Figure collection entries

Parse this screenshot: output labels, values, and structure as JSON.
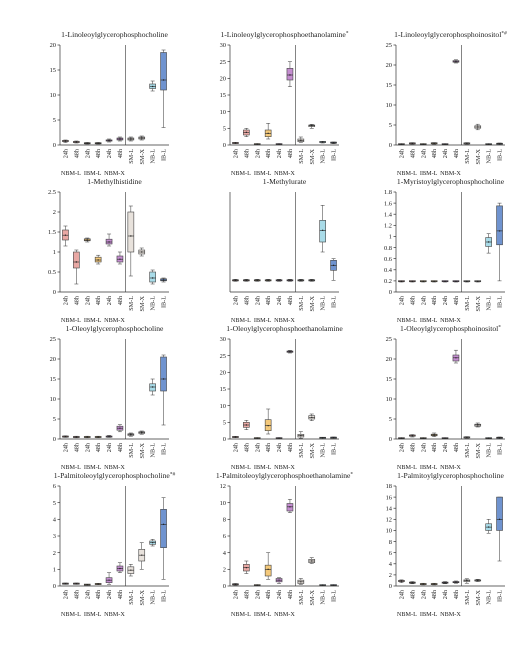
{
  "categories": [
    "24h",
    "48h",
    "24h",
    "48h",
    "24h",
    "48h",
    "SM-L",
    "SM-X",
    "NB-L",
    "IB-L"
  ],
  "groups": [
    "NBM-L",
    "IBM-L",
    "NBM-X"
  ],
  "colors": [
    "#e9a8a4",
    "#e9a8a4",
    "#f4c97b",
    "#f4c97b",
    "#c48dd0",
    "#c48dd0",
    "#e8e2dc",
    "#e8e2dc",
    "#a8dbe8",
    "#6f93cf"
  ],
  "chart_data": [
    {
      "type": "box",
      "title": "1-Linoleoylglycerophosphocholine",
      "ylim": [
        0,
        20
      ],
      "ticks": [
        0,
        5,
        10,
        15,
        20
      ],
      "boxes": [
        [
          0.5,
          0.7,
          0.8,
          0.9,
          1.0,
          1
        ],
        [
          0.4,
          0.5,
          0.6,
          0.7,
          0.8,
          1
        ],
        [
          0.2,
          0.3,
          0.35,
          0.4,
          0.5,
          2
        ],
        [
          0.2,
          0.3,
          0.35,
          0.4,
          0.5,
          2
        ],
        [
          0.6,
          0.8,
          0.9,
          1.0,
          1.2,
          4
        ],
        [
          0.8,
          1.0,
          1.2,
          1.4,
          1.6,
          4
        ],
        [
          0.8,
          1.0,
          1.2,
          1.4,
          1.6,
          6
        ],
        [
          1.0,
          1.2,
          1.4,
          1.6,
          1.8,
          6
        ],
        [
          10.8,
          11.3,
          11.7,
          12.2,
          12.8,
          8
        ],
        [
          3.5,
          11.0,
          13.0,
          18.5,
          19.0,
          9
        ]
      ]
    },
    {
      "type": "box",
      "title": "1-Linoleoylglycerophosphoethanolamine",
      "superscript": "*",
      "ylim": [
        0,
        30
      ],
      "ticks": [
        0,
        5,
        10,
        15,
        20,
        25,
        30
      ],
      "boxes": [
        [
          0.4,
          0.5,
          0.6,
          0.7,
          0.8,
          1
        ],
        [
          2.5,
          3.0,
          3.8,
          4.5,
          5.0,
          1
        ],
        [
          0.1,
          0.2,
          0.25,
          0.3,
          0.4,
          2
        ],
        [
          1.8,
          2.5,
          3.5,
          4.5,
          6.5,
          3
        ],
        [
          0.1,
          0.2,
          0.25,
          0.3,
          0.4,
          4
        ],
        [
          17.5,
          19.5,
          21.0,
          23.0,
          25.0,
          5
        ],
        [
          0.8,
          1.0,
          1.4,
          1.8,
          2.4,
          6
        ],
        [
          5.0,
          5.5,
          5.8,
          6.0,
          6.2,
          6
        ],
        [
          0.6,
          0.8,
          0.9,
          1.0,
          1.1,
          6
        ],
        [
          0.4,
          0.6,
          0.7,
          0.8,
          0.9,
          6
        ]
      ]
    },
    {
      "type": "box",
      "title": "1-Linoleoylglycerophosphoinositol",
      "superscript": "*#",
      "ylim": [
        0,
        25
      ],
      "ticks": [
        0,
        5,
        10,
        15,
        20,
        25
      ],
      "boxes": [
        [
          0.1,
          0.15,
          0.2,
          0.25,
          0.3,
          1
        ],
        [
          0.2,
          0.3,
          0.4,
          0.5,
          0.6,
          1
        ],
        [
          0.1,
          0.15,
          0.2,
          0.25,
          0.3,
          2
        ],
        [
          0.2,
          0.35,
          0.4,
          0.5,
          0.6,
          3
        ],
        [
          0.1,
          0.15,
          0.2,
          0.25,
          0.3,
          4
        ],
        [
          20.5,
          20.7,
          20.9,
          21.1,
          21.3,
          5
        ],
        [
          0.2,
          0.3,
          0.4,
          0.5,
          0.6,
          6
        ],
        [
          3.8,
          4.2,
          4.5,
          4.8,
          5.2,
          6
        ],
        [
          0.1,
          0.15,
          0.2,
          0.25,
          0.3,
          6
        ],
        [
          0.1,
          0.2,
          0.3,
          0.4,
          0.5,
          6
        ]
      ]
    },
    {
      "type": "box",
      "title": "1-Methylhistidine",
      "ylim": [
        0,
        2.5
      ],
      "ticks": [
        0,
        0.5,
        1,
        1.5,
        2,
        2.5
      ],
      "boxes": [
        [
          1.15,
          1.3,
          1.42,
          1.55,
          1.65,
          0
        ],
        [
          0.2,
          0.6,
          0.75,
          1.0,
          1.05,
          0
        ],
        [
          1.25,
          1.28,
          1.3,
          1.33,
          1.35,
          2
        ],
        [
          0.7,
          0.75,
          0.8,
          0.87,
          0.92,
          2
        ],
        [
          1.15,
          1.2,
          1.25,
          1.32,
          1.45,
          4
        ],
        [
          0.7,
          0.75,
          0.82,
          0.9,
          1.0,
          4
        ],
        [
          0.4,
          1.0,
          1.4,
          2.0,
          2.15,
          6
        ],
        [
          0.9,
          0.95,
          1.0,
          1.05,
          1.1,
          6
        ],
        [
          0.2,
          0.25,
          0.35,
          0.5,
          0.55,
          8
        ],
        [
          0.25,
          0.28,
          0.3,
          0.33,
          0.35,
          8
        ]
      ]
    },
    {
      "type": "box",
      "title": "1-Methylurate",
      "ylim": [
        0,
        3
      ],
      "ticks": [],
      "boxes": [
        [
          0.32,
          0.34,
          0.35,
          0.36,
          0.38,
          1
        ],
        [
          0.32,
          0.34,
          0.35,
          0.36,
          0.38,
          1
        ],
        [
          0.32,
          0.34,
          0.35,
          0.36,
          0.38,
          2
        ],
        [
          0.32,
          0.34,
          0.35,
          0.36,
          0.38,
          2
        ],
        [
          0.32,
          0.34,
          0.35,
          0.36,
          0.38,
          4
        ],
        [
          0.32,
          0.34,
          0.35,
          0.36,
          0.38,
          4
        ],
        [
          0.32,
          0.34,
          0.35,
          0.36,
          0.38,
          6
        ],
        [
          0.32,
          0.34,
          0.35,
          0.36,
          0.38,
          6
        ],
        [
          1.2,
          1.5,
          1.85,
          2.15,
          2.6,
          8
        ],
        [
          0.35,
          0.65,
          0.8,
          0.95,
          1.0,
          9
        ]
      ]
    },
    {
      "type": "box",
      "title": "1-Myristoylglycerophosphocholine",
      "ylim": [
        0,
        1.8
      ],
      "ticks": [
        0,
        0.2,
        0.4,
        0.6,
        0.8,
        1,
        1.2,
        1.4,
        1.6,
        1.8
      ],
      "boxes": [
        [
          0.18,
          0.19,
          0.19,
          0.2,
          0.2,
          7
        ],
        [
          0.18,
          0.19,
          0.19,
          0.2,
          0.2,
          7
        ],
        [
          0.18,
          0.19,
          0.19,
          0.2,
          0.2,
          7
        ],
        [
          0.18,
          0.19,
          0.19,
          0.2,
          0.2,
          7
        ],
        [
          0.18,
          0.19,
          0.19,
          0.2,
          0.2,
          7
        ],
        [
          0.18,
          0.19,
          0.19,
          0.2,
          0.2,
          7
        ],
        [
          0.18,
          0.19,
          0.19,
          0.2,
          0.2,
          7
        ],
        [
          0.18,
          0.19,
          0.19,
          0.2,
          0.2,
          7
        ],
        [
          0.7,
          0.82,
          0.9,
          0.98,
          1.05,
          8
        ],
        [
          0.2,
          0.85,
          1.1,
          1.55,
          1.6,
          9
        ]
      ]
    },
    {
      "type": "box",
      "title": "1-Oleoylglycerophosphocholine",
      "ylim": [
        0,
        25
      ],
      "ticks": [
        0,
        5,
        10,
        15,
        20,
        25
      ],
      "boxes": [
        [
          0.4,
          0.5,
          0.6,
          0.7,
          0.8,
          1
        ],
        [
          0.3,
          0.4,
          0.5,
          0.6,
          0.7,
          1
        ],
        [
          0.3,
          0.4,
          0.5,
          0.6,
          0.7,
          2
        ],
        [
          0.3,
          0.4,
          0.5,
          0.6,
          0.7,
          2
        ],
        [
          0.4,
          0.5,
          0.6,
          0.7,
          0.9,
          4
        ],
        [
          1.8,
          2.2,
          2.7,
          3.2,
          3.6,
          5
        ],
        [
          0.7,
          0.9,
          1.1,
          1.3,
          1.5,
          6
        ],
        [
          1.2,
          1.4,
          1.6,
          1.8,
          2.0,
          6
        ],
        [
          11.0,
          12.0,
          13.0,
          13.8,
          15.0,
          8
        ],
        [
          3.5,
          12.0,
          15.0,
          20.5,
          21.0,
          9
        ]
      ]
    },
    {
      "type": "box",
      "title": "1-Oleoylglycerophosphoethanolamine",
      "ylim": [
        0,
        30
      ],
      "ticks": [
        0,
        5,
        10,
        15,
        20,
        25,
        30
      ],
      "boxes": [
        [
          0.4,
          0.5,
          0.6,
          0.7,
          0.8,
          1
        ],
        [
          2.8,
          3.5,
          4.2,
          5.0,
          5.6,
          1
        ],
        [
          0.1,
          0.2,
          0.25,
          0.3,
          0.4,
          2
        ],
        [
          1.5,
          2.5,
          4.0,
          5.8,
          9.0,
          3
        ],
        [
          0.1,
          0.2,
          0.25,
          0.3,
          0.4,
          4
        ],
        [
          25.8,
          26.0,
          26.2,
          26.4,
          26.6,
          5
        ],
        [
          0.2,
          0.6,
          1.0,
          1.4,
          2.2,
          6
        ],
        [
          5.5,
          6.0,
          6.5,
          7.0,
          7.5,
          6
        ],
        [
          0.2,
          0.3,
          0.35,
          0.4,
          0.5,
          6
        ],
        [
          0.2,
          0.3,
          0.4,
          0.5,
          0.6,
          6
        ]
      ]
    },
    {
      "type": "box",
      "title": "1-Oleoylglycerophosphoinositol",
      "superscript": "*",
      "ylim": [
        0,
        25
      ],
      "ticks": [
        0,
        5,
        10,
        15,
        20,
        25
      ],
      "boxes": [
        [
          0.1,
          0.15,
          0.2,
          0.25,
          0.3,
          1
        ],
        [
          0.5,
          0.7,
          0.9,
          1.0,
          1.1,
          1
        ],
        [
          0.1,
          0.15,
          0.2,
          0.25,
          0.3,
          2
        ],
        [
          0.6,
          0.8,
          1.0,
          1.2,
          1.5,
          3
        ],
        [
          0.1,
          0.15,
          0.2,
          0.25,
          0.3,
          4
        ],
        [
          19.0,
          19.5,
          20.3,
          21.0,
          22.2,
          5
        ],
        [
          0.2,
          0.3,
          0.4,
          0.5,
          0.6,
          6
        ],
        [
          3.0,
          3.2,
          3.5,
          3.7,
          4.0,
          6
        ],
        [
          0.1,
          0.15,
          0.2,
          0.25,
          0.3,
          6
        ],
        [
          0.1,
          0.2,
          0.3,
          0.4,
          0.5,
          6
        ]
      ]
    },
    {
      "type": "box",
      "title": "1-Palmitoleoylglycerophosphocholine",
      "superscript": "*#",
      "ylim": [
        0,
        6
      ],
      "ticks": [
        0,
        1,
        2,
        3,
        4,
        5,
        6
      ],
      "boxes": [
        [
          0.1,
          0.12,
          0.14,
          0.16,
          0.18,
          1
        ],
        [
          0.1,
          0.12,
          0.14,
          0.16,
          0.18,
          1
        ],
        [
          0.05,
          0.07,
          0.08,
          0.09,
          0.1,
          2
        ],
        [
          0.08,
          0.1,
          0.12,
          0.14,
          0.16,
          2
        ],
        [
          0.1,
          0.2,
          0.35,
          0.5,
          0.8,
          4
        ],
        [
          0.8,
          0.9,
          1.05,
          1.2,
          1.4,
          4
        ],
        [
          0.6,
          0.75,
          0.95,
          1.15,
          1.3,
          6
        ],
        [
          1.0,
          1.5,
          1.85,
          2.2,
          2.6,
          6
        ],
        [
          2.4,
          2.5,
          2.6,
          2.7,
          2.8,
          8
        ],
        [
          0.4,
          2.3,
          3.7,
          4.6,
          5.3,
          9
        ]
      ]
    },
    {
      "type": "box",
      "title": "1-Palmitoleoylglycerophosphoethanolamine",
      "superscript": "*",
      "ylim": [
        0,
        12
      ],
      "ticks": [
        0,
        2,
        4,
        6,
        8,
        10,
        12
      ],
      "boxes": [
        [
          0.1,
          0.15,
          0.2,
          0.25,
          0.3,
          1
        ],
        [
          1.5,
          1.8,
          2.2,
          2.6,
          3.0,
          1
        ],
        [
          0.05,
          0.08,
          0.1,
          0.12,
          0.15,
          2
        ],
        [
          0.8,
          1.2,
          2.0,
          2.5,
          4.0,
          3
        ],
        [
          0.3,
          0.5,
          0.7,
          0.9,
          1.0,
          4
        ],
        [
          8.8,
          9.0,
          9.5,
          9.9,
          10.4,
          5
        ],
        [
          0.2,
          0.3,
          0.5,
          0.7,
          0.9,
          6
        ],
        [
          2.7,
          2.8,
          3.0,
          3.2,
          3.4,
          6
        ],
        [
          0.05,
          0.08,
          0.1,
          0.12,
          0.15,
          6
        ],
        [
          0.05,
          0.08,
          0.1,
          0.12,
          0.15,
          6
        ]
      ]
    },
    {
      "type": "box",
      "title": "1-Palmitoylglycerophosphocholine",
      "ylim": [
        0,
        18
      ],
      "ticks": [
        0,
        2,
        4,
        6,
        8,
        10,
        12,
        14,
        16,
        18
      ],
      "boxes": [
        [
          0.6,
          0.8,
          0.9,
          1.0,
          1.1,
          1
        ],
        [
          0.4,
          0.5,
          0.6,
          0.7,
          0.8,
          1
        ],
        [
          0.2,
          0.3,
          0.35,
          0.4,
          0.5,
          2
        ],
        [
          0.2,
          0.3,
          0.35,
          0.4,
          0.5,
          2
        ],
        [
          0.4,
          0.5,
          0.6,
          0.7,
          0.8,
          4
        ],
        [
          0.5,
          0.6,
          0.7,
          0.8,
          0.9,
          4
        ],
        [
          0.5,
          0.8,
          1.0,
          1.1,
          1.3,
          6
        ],
        [
          0.8,
          0.9,
          1.0,
          1.1,
          1.2,
          6
        ],
        [
          9.5,
          10.0,
          10.6,
          11.2,
          12.0,
          8
        ],
        [
          4.5,
          10.0,
          12.0,
          16.0,
          16.0,
          9
        ]
      ]
    }
  ]
}
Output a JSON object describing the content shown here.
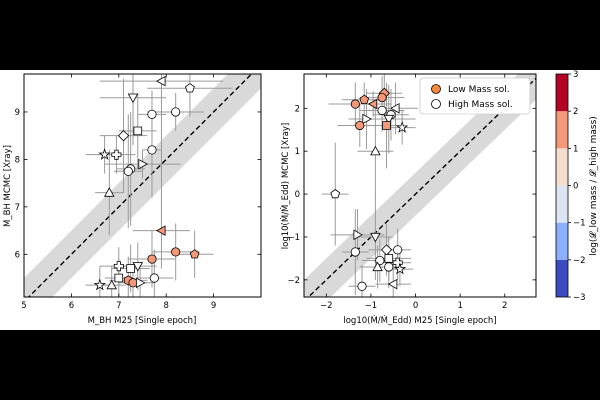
{
  "figure_background": "#000000",
  "colorbar": {
    "label": "log(𝓛_low mass / 𝓛_high mass)",
    "ticks": [
      -3,
      -2,
      -1,
      0,
      1,
      2,
      3
    ],
    "tick_labels": [
      "−3",
      "−2",
      "−1",
      "0",
      "1",
      "2",
      "3"
    ],
    "bins": [
      {
        "from": -3,
        "to": -2,
        "color": "#3b4cc0"
      },
      {
        "from": -2,
        "to": -1,
        "color": "#8db0fe"
      },
      {
        "from": -1,
        "to": 0,
        "color": "#dde5f4"
      },
      {
        "from": 0,
        "to": 1,
        "color": "#f5dcd0"
      },
      {
        "from": 1,
        "to": 2,
        "color": "#f4987a"
      },
      {
        "from": 2,
        "to": 3,
        "color": "#b40426"
      }
    ]
  },
  "chart_data": [
    {
      "type": "scatter",
      "xlabel": "M_BH M25 [Single epoch]",
      "ylabel": "M_BH MCMC [Xray]",
      "xlim": [
        5,
        10
      ],
      "ylim": [
        5.1,
        9.8
      ],
      "xticks": [
        5,
        6,
        7,
        8,
        9
      ],
      "yticks": [
        6,
        7,
        8,
        9
      ],
      "one_to_one_line": true,
      "band_halfwidth": 0.5,
      "points": [
        {
          "x": 7.9,
          "y": 9.65,
          "m": "<",
          "c": "w",
          "ex": 1.3,
          "ey": 3.0
        },
        {
          "x": 8.5,
          "y": 9.5,
          "m": "p",
          "c": "w",
          "ex": 0.9,
          "ey": 0.6
        },
        {
          "x": 7.3,
          "y": 9.3,
          "m": "v",
          "c": "w",
          "ex": 0.7,
          "ey": 1.0
        },
        {
          "x": 7.7,
          "y": 8.95,
          "m": "o",
          "c": "w",
          "ex": 0.3,
          "ey": 0.5
        },
        {
          "x": 8.2,
          "y": 9.0,
          "m": "o",
          "c": "w",
          "ex": 0.6,
          "ey": 0.4
        },
        {
          "x": 7.4,
          "y": 8.6,
          "m": "s",
          "c": "w",
          "ex": 0.4,
          "ey": 0.8
        },
        {
          "x": 7.1,
          "y": 8.5,
          "m": "D",
          "c": "w",
          "ex": 0.5,
          "ey": 1.2
        },
        {
          "x": 7.7,
          "y": 8.2,
          "m": "o",
          "c": "w",
          "ex": 0.2,
          "ey": 1.0
        },
        {
          "x": 6.7,
          "y": 8.1,
          "m": "*",
          "c": "w",
          "ex": 0.4,
          "ey": 0.4
        },
        {
          "x": 6.95,
          "y": 8.1,
          "m": "P",
          "c": "w",
          "ex": 0.4,
          "ey": 0.4
        },
        {
          "x": 7.5,
          "y": 7.9,
          "m": ">",
          "c": "w",
          "ex": 0.8,
          "ey": 0.3
        },
        {
          "x": 7.25,
          "y": 7.8,
          "m": "o",
          "c": "w",
          "ex": 0.3,
          "ey": 1.2
        },
        {
          "x": 7.2,
          "y": 7.75,
          "m": "o",
          "c": "w",
          "ex": 0.3,
          "ey": 1.2
        },
        {
          "x": 6.8,
          "y": 7.3,
          "m": "^",
          "c": "w",
          "ex": 0.3,
          "ey": 0.9
        },
        {
          "x": 7.9,
          "y": 6.5,
          "m": "<",
          "c": "o",
          "ex": 0.6,
          "ey": 0.8
        },
        {
          "x": 8.2,
          "y": 6.05,
          "m": "o",
          "c": "o",
          "ex": 0.5,
          "ey": 0.6
        },
        {
          "x": 8.6,
          "y": 6.0,
          "m": "p",
          "c": "o",
          "ex": 0.4,
          "ey": 0.5
        },
        {
          "x": 7.7,
          "y": 5.9,
          "m": "o",
          "c": "o",
          "ex": 0.5,
          "ey": 0.6
        },
        {
          "x": 7.4,
          "y": 5.75,
          "m": "v",
          "c": "w",
          "ex": 0.4,
          "ey": 0.5
        },
        {
          "x": 7.0,
          "y": 5.75,
          "m": "P",
          "c": "w",
          "ex": 0.4,
          "ey": 0.4
        },
        {
          "x": 7.25,
          "y": 5.7,
          "m": "s",
          "c": "w",
          "ex": 0.4,
          "ey": 0.5
        },
        {
          "x": 7.75,
          "y": 5.5,
          "m": "o",
          "c": "w",
          "ex": 0.4,
          "ey": 0.6
        },
        {
          "x": 7.2,
          "y": 5.45,
          "m": "h",
          "c": "o",
          "ex": 0.4,
          "ey": 0.5
        },
        {
          "x": 7.0,
          "y": 5.5,
          "m": "s",
          "c": "w",
          "ex": 0.3,
          "ey": 0.4
        },
        {
          "x": 7.3,
          "y": 5.4,
          "m": "o",
          "c": "o",
          "ex": 0.3,
          "ey": 0.4
        },
        {
          "x": 7.45,
          "y": 5.4,
          "m": ">",
          "c": "w",
          "ex": 0.3,
          "ey": 0.4
        },
        {
          "x": 6.85,
          "y": 5.35,
          "m": "^",
          "c": "w",
          "ex": 0.3,
          "ey": 0.4
        },
        {
          "x": 6.6,
          "y": 5.35,
          "m": "*",
          "c": "w",
          "ex": 0.3,
          "ey": 0.4
        }
      ]
    },
    {
      "type": "scatter",
      "xlabel": "log10(Ṁ/Ṁ_Edd) M25 [Single epoch]",
      "ylabel": "log10(Ṁ/Ṁ_Edd) MCMC [Xray]",
      "xlim": [
        -2.5,
        2.7
      ],
      "ylim": [
        -2.4,
        2.8
      ],
      "xticks": [
        -2,
        -1,
        0,
        1,
        2
      ],
      "yticks": [
        -2,
        -1,
        0,
        1,
        2
      ],
      "tick_labels": [
        "−2",
        "−1",
        "0",
        "1",
        "2"
      ],
      "one_to_one_line": true,
      "band_halfwidth": 0.5,
      "legend": {
        "placement": "top-right",
        "entries": [
          {
            "label": "Low Mass sol.",
            "c": "o"
          },
          {
            "label": "High Mass sol.",
            "c": "w"
          }
        ]
      },
      "points": [
        {
          "x": -0.7,
          "y": 2.35,
          "m": "D",
          "c": "o",
          "ex": 0.4,
          "ey": 0.5
        },
        {
          "x": -0.75,
          "y": 2.25,
          "m": "o",
          "c": "o",
          "ex": 0.5,
          "ey": 0.5
        },
        {
          "x": -0.95,
          "y": 2.1,
          "m": "<",
          "c": "o",
          "ex": 0.4,
          "ey": 0.3
        },
        {
          "x": -1.35,
          "y": 2.1,
          "m": "o",
          "c": "o",
          "ex": 0.6,
          "ey": 0.5
        },
        {
          "x": -1.15,
          "y": 2.2,
          "m": "p",
          "c": "o",
          "ex": 0.5,
          "ey": 0.4
        },
        {
          "x": -0.75,
          "y": 1.95,
          "m": "o",
          "c": "w",
          "ex": 0.5,
          "ey": 0.5
        },
        {
          "x": -0.45,
          "y": 2.0,
          "m": "<",
          "c": "w",
          "ex": 0.5,
          "ey": 0.6
        },
        {
          "x": -0.55,
          "y": 1.85,
          "m": "o",
          "c": "w",
          "ex": 0.4,
          "ey": 0.6
        },
        {
          "x": -1.1,
          "y": 1.75,
          "m": ">",
          "c": "w",
          "ex": 0.4,
          "ey": 0.7
        },
        {
          "x": -0.6,
          "y": 1.75,
          "m": "v",
          "c": "w",
          "ex": 0.6,
          "ey": 0.8
        },
        {
          "x": -1.25,
          "y": 1.6,
          "m": "o",
          "c": "o",
          "ex": 0.5,
          "ey": 0.5
        },
        {
          "x": -0.65,
          "y": 1.6,
          "m": "s",
          "c": "o",
          "ex": 0.3,
          "ey": 1.0
        },
        {
          "x": -0.3,
          "y": 1.55,
          "m": "*",
          "c": "w",
          "ex": 0.3,
          "ey": 0.4
        },
        {
          "x": -0.9,
          "y": 1.0,
          "m": "^",
          "c": "w",
          "ex": 0.4,
          "ey": 1.0
        },
        {
          "x": -1.8,
          "y": 0.0,
          "m": "p",
          "c": "w",
          "ex": 0.3,
          "ey": 1.2
        },
        {
          "x": -1.3,
          "y": -0.95,
          "m": ">",
          "c": "w",
          "ex": 0.6,
          "ey": 0.6
        },
        {
          "x": -0.9,
          "y": -1.0,
          "m": "v",
          "c": "w",
          "ex": 0.4,
          "ey": 1.0
        },
        {
          "x": -0.65,
          "y": -1.3,
          "m": "D",
          "c": "w",
          "ex": 0.4,
          "ey": 0.6
        },
        {
          "x": -0.4,
          "y": -1.3,
          "m": "o",
          "c": "w",
          "ex": 0.3,
          "ey": 0.5
        },
        {
          "x": -1.35,
          "y": -1.35,
          "m": "o",
          "c": "w",
          "ex": 0.3,
          "ey": 1.0
        },
        {
          "x": -0.6,
          "y": -1.5,
          "m": "s",
          "c": "w",
          "ex": 0.5,
          "ey": 0.5
        },
        {
          "x": -0.8,
          "y": -1.55,
          "m": "o",
          "c": "w",
          "ex": 0.4,
          "ey": 0.5
        },
        {
          "x": -0.4,
          "y": -1.6,
          "m": "P",
          "c": "w",
          "ex": 0.3,
          "ey": 0.4
        },
        {
          "x": -0.85,
          "y": -1.7,
          "m": "^",
          "c": "w",
          "ex": 0.4,
          "ey": 0.5
        },
        {
          "x": -0.6,
          "y": -1.7,
          "m": "o",
          "c": "w",
          "ex": 0.3,
          "ey": 0.5
        },
        {
          "x": -0.35,
          "y": -1.75,
          "m": "*",
          "c": "w",
          "ex": 0.3,
          "ey": 0.4
        },
        {
          "x": -0.5,
          "y": -2.1,
          "m": "<",
          "c": "w",
          "ex": 0.4,
          "ey": 0.5
        },
        {
          "x": -1.2,
          "y": -2.15,
          "m": "o",
          "c": "w",
          "ex": 0.3,
          "ey": 0.5
        }
      ]
    }
  ]
}
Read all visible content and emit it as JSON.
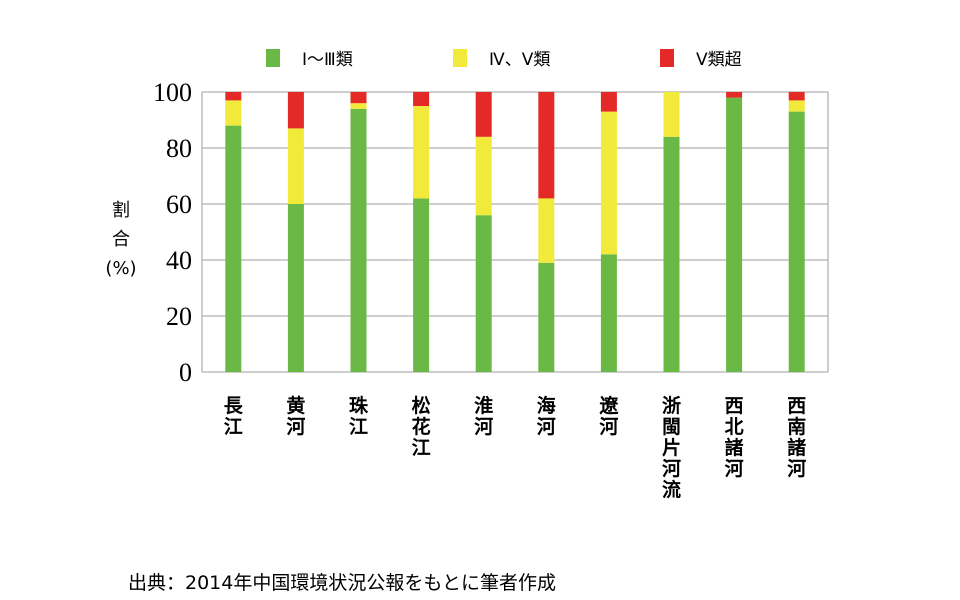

**What is asked**
Extract every line that has the string "epoch" in it.

**Problem solution**
      "xlabel": "M_BH M25 [Single epoch]",
      "xlabel": "log10(Ṁ/Ṁ_Edd) M25 [Single epoch]",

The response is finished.